* _WHAT THIS TASK INVOLVES_
Here are some records; copy every line that holds the word "days".

* _Data entries for graphics_
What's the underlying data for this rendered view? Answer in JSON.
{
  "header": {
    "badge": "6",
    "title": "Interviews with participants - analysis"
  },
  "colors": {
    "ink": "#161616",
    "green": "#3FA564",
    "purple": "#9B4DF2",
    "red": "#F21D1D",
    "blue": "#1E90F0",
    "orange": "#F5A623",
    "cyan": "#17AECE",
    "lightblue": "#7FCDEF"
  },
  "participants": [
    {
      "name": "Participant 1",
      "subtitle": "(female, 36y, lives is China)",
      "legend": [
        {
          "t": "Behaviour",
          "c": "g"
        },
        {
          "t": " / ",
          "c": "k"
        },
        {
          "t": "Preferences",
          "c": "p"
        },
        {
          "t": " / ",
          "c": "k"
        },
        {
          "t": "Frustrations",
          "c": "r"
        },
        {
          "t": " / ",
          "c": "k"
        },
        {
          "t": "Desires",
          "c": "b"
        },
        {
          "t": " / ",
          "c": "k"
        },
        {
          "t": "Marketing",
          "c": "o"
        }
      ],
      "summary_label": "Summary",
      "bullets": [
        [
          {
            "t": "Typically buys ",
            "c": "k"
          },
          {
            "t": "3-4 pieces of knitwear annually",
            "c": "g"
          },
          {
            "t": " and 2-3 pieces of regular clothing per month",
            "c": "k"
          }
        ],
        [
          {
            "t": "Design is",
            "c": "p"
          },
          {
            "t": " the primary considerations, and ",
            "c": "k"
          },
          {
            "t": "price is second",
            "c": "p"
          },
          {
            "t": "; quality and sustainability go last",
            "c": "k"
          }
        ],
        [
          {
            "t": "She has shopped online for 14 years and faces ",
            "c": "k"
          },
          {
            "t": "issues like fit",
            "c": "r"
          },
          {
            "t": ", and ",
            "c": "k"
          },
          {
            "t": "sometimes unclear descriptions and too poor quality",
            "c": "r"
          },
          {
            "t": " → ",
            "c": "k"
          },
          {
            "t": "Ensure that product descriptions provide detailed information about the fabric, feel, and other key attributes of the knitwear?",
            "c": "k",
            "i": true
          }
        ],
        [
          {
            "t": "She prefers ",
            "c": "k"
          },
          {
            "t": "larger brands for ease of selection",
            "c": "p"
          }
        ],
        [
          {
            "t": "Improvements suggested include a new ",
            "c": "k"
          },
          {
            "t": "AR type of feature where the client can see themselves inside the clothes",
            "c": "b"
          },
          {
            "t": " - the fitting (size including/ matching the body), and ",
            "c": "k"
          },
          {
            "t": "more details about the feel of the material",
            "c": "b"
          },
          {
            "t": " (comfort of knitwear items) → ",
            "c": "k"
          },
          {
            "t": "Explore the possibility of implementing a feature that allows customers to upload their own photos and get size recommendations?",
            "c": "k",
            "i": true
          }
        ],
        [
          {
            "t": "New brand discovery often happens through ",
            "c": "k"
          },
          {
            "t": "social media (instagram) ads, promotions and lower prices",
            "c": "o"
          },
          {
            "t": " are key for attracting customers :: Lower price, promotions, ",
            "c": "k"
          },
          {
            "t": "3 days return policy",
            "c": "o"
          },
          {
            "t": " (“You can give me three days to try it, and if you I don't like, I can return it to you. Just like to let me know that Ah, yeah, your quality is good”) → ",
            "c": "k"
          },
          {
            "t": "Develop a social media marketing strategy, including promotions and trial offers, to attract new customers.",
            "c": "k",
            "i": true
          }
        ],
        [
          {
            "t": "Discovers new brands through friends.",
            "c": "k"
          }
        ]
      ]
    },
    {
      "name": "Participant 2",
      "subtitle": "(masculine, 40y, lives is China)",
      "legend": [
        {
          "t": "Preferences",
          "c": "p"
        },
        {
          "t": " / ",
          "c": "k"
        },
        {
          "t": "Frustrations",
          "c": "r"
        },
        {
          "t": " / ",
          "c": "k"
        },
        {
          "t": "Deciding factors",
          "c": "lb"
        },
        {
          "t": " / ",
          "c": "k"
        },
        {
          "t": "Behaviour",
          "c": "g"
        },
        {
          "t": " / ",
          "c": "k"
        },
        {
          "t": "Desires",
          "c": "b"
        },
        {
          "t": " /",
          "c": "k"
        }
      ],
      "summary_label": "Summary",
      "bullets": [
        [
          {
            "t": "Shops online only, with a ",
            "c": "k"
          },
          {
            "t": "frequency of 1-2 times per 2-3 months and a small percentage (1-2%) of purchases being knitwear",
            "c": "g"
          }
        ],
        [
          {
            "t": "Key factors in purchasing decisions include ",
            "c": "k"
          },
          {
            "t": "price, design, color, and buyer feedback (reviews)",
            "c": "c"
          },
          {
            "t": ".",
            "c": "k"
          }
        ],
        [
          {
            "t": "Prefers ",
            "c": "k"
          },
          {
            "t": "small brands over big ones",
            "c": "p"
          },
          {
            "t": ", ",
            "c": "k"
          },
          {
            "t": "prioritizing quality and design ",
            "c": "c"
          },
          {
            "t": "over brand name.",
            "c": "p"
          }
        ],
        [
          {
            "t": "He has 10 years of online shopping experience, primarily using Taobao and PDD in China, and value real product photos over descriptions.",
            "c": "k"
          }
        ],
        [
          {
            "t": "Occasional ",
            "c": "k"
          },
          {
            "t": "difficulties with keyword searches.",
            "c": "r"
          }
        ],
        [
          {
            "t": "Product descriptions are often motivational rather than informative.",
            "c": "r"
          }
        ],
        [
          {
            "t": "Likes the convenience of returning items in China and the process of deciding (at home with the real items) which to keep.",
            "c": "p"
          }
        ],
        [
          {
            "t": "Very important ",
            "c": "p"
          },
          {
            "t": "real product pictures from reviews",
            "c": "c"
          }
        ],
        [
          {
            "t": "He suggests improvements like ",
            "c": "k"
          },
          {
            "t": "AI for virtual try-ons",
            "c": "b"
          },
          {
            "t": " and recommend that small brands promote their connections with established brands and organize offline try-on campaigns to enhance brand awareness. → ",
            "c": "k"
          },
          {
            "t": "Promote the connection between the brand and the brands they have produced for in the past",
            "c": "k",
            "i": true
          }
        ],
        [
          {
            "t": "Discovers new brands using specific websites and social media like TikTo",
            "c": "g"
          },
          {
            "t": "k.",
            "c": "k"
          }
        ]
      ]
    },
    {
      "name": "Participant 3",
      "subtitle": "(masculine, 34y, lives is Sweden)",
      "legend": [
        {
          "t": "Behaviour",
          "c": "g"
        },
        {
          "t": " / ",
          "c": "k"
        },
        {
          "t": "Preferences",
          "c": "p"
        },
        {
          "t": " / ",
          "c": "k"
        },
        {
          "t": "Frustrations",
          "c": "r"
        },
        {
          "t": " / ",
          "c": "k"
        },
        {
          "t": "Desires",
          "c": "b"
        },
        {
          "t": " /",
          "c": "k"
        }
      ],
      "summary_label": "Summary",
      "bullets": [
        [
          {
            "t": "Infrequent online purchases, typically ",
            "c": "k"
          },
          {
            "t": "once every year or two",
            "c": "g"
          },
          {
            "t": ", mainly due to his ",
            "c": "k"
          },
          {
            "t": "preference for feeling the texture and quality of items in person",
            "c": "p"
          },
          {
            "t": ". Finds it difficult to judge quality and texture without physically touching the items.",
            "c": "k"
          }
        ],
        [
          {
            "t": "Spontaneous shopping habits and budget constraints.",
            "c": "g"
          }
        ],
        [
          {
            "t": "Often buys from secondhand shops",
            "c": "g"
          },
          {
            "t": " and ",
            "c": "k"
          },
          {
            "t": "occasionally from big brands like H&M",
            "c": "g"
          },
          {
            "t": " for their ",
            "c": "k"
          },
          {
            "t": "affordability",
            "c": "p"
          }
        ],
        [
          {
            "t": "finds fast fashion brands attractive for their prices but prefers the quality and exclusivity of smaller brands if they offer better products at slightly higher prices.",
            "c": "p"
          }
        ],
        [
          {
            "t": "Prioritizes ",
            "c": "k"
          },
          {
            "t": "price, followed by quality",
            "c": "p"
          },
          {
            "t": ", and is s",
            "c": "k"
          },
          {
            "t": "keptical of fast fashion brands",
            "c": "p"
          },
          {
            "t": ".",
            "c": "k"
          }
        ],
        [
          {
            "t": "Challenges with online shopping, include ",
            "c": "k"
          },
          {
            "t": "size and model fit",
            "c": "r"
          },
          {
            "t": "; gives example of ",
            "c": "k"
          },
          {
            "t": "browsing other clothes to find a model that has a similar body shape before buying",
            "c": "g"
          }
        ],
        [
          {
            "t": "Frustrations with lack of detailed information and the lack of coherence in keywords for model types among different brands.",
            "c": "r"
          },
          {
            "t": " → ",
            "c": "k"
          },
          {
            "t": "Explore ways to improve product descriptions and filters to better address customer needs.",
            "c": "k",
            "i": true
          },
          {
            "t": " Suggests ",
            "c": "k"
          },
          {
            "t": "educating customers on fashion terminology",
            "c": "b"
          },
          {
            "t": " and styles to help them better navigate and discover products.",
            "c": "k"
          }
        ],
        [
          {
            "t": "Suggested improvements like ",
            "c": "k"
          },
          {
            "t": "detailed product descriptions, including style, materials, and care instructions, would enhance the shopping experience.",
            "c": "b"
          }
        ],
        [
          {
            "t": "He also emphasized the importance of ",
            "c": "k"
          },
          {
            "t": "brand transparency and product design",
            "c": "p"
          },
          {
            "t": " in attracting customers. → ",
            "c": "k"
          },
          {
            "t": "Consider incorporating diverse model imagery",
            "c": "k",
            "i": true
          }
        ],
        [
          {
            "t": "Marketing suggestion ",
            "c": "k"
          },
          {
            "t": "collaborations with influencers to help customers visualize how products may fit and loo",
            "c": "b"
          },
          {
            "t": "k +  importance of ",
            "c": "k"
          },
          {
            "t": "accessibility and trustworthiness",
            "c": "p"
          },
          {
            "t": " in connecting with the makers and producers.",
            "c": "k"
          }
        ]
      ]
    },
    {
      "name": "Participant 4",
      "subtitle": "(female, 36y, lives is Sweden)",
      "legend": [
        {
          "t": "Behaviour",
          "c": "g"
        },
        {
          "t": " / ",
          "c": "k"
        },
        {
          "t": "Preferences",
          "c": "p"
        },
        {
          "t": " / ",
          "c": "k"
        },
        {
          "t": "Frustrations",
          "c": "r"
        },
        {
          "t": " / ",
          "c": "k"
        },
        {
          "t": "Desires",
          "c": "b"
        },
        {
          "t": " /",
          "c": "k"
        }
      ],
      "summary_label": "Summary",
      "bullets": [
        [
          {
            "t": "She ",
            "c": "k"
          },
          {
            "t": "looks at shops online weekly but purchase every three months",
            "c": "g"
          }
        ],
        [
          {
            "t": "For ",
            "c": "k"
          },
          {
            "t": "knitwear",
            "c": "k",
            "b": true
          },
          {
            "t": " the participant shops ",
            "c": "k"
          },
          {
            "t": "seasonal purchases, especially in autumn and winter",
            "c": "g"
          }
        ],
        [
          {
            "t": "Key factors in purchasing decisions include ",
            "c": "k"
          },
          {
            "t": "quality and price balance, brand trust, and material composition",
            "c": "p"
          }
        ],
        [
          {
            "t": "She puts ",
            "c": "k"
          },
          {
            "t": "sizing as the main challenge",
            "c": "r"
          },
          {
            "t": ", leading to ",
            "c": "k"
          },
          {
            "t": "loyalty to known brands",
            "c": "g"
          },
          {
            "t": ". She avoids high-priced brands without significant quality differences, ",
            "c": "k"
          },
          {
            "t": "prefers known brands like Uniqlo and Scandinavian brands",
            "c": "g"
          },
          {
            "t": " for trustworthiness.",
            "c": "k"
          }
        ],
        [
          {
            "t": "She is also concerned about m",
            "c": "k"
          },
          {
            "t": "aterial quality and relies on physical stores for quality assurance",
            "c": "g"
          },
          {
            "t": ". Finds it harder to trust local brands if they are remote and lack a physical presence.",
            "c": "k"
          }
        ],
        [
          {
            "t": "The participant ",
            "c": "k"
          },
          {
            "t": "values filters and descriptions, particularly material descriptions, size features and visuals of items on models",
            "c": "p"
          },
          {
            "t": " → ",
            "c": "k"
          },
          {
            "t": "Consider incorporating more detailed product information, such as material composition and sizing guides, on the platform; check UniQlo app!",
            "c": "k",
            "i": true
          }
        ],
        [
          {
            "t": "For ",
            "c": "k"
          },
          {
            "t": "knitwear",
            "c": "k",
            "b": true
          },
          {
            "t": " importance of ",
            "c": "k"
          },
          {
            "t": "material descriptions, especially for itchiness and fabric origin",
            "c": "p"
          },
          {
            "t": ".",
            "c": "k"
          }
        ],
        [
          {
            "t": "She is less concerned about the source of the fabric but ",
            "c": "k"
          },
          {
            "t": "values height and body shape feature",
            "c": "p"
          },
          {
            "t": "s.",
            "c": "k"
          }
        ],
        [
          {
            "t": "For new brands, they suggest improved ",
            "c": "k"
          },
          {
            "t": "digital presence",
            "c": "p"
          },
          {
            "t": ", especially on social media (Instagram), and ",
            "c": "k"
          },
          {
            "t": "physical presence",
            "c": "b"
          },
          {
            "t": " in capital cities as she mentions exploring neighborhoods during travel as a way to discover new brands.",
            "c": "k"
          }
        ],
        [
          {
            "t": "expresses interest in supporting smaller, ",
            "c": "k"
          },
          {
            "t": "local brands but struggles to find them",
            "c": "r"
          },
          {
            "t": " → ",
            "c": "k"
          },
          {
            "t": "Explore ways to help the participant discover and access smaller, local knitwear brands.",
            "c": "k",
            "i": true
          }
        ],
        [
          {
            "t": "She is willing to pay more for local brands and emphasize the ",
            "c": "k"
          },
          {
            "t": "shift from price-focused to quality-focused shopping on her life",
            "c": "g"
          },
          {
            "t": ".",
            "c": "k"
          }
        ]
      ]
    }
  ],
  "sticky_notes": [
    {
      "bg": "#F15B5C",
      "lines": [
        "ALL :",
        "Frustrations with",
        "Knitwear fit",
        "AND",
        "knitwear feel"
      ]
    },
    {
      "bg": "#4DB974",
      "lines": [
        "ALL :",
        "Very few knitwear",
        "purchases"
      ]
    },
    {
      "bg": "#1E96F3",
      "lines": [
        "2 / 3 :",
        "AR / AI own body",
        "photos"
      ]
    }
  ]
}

* _RESULT FOR THIS EXERCISE_
            "t": "3 days return policy",
            "t": " (“You can give me three days to try it, and if you I don't like, I can return it to you. Just like to let me know that Ah, yeah, your quality is good”) → ",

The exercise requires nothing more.